TASK REQUIREMENTS:
Write out all entries word for word.
--- begin RECORD EXTRACTS ---
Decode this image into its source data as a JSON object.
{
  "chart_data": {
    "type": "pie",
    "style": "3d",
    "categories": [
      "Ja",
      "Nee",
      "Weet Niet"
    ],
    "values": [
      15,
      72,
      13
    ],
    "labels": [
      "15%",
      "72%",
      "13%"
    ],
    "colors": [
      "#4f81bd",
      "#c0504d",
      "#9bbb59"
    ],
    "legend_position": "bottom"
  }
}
--- end RECORD EXTRACTS ---
TASK SOLUTION:
Decode this image into its source data as a JSON object.
{
  "chart_data": {
    "type": "pie",
    "style": "3d",
    "categories": [
      "Ja",
      "Nee",
      "Weet Niet"
    ],
    "values": [
      15,
      72,
      13
    ],
    "labels": [
      "15%",
      "72%",
      "13%"
    ],
    "colors": [
      "#4f81bd",
      "#c0504d",
      "#9bbb59"
    ],
    "legend_position": "bottom"
  }
}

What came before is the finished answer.